• _What the task asks_
Please copy all the lines that follow, word for word.

• _Record list_
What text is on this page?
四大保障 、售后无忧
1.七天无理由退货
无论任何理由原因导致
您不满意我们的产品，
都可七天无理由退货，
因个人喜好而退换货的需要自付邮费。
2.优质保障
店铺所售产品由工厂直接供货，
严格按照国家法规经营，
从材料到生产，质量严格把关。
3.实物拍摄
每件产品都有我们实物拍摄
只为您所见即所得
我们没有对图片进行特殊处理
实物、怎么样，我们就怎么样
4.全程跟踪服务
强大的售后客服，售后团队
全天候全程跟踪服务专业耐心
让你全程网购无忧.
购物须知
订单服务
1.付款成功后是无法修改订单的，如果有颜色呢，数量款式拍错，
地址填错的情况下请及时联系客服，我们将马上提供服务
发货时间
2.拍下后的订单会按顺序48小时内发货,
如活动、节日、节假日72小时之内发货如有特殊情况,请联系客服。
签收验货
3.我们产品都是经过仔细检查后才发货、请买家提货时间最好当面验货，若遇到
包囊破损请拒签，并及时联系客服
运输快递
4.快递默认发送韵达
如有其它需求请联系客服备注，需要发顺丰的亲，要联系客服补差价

• _Exercise response_
What text is on this page?
四大保障 、售后无忧
1.七天无理由退货
无论任何理由原因导致
您不满意我们的产品，
都可七天无理由退货，
因个人喜好而退换货的需要自付邮费。
2.优质保障
店铺所售产品由工厂直接供货，
严格按照国家法规经营，
从材料到生产，质量严格把关。
3.实物拍摄
每件产品都有我们实物拍摄
只为您所见即所得
我们没有对图片进行特殊处理
实物、怎么样，我们就怎么样
4.全程跟踪服务
强大的售后客服，售后团队
全天候全程跟踪服务专业耐心
让你全程网购无忧.
购物须知
订单服务
1.付款成功后是无法修改订单的，如果有颜色呢，数量款式拍错，
地址填错的情况下请及时联系客服，我们将马上提供服务
发货时间
2.拍下后的订单会按顺序48小时内发货,
如活动、节日、节假日72小时之内发货如有特殊情况,请联系客服。
签收验货
3.我们产品都是经过仔细检查后才发货、请买家提货时间最好当面验货，若遇到
包囊破损请拒签，并及时联系客服
运输快递
4.快递默认发送韵达
如有其它需求请联系客服备注，需要发顺丰的亲，要联系客服补差价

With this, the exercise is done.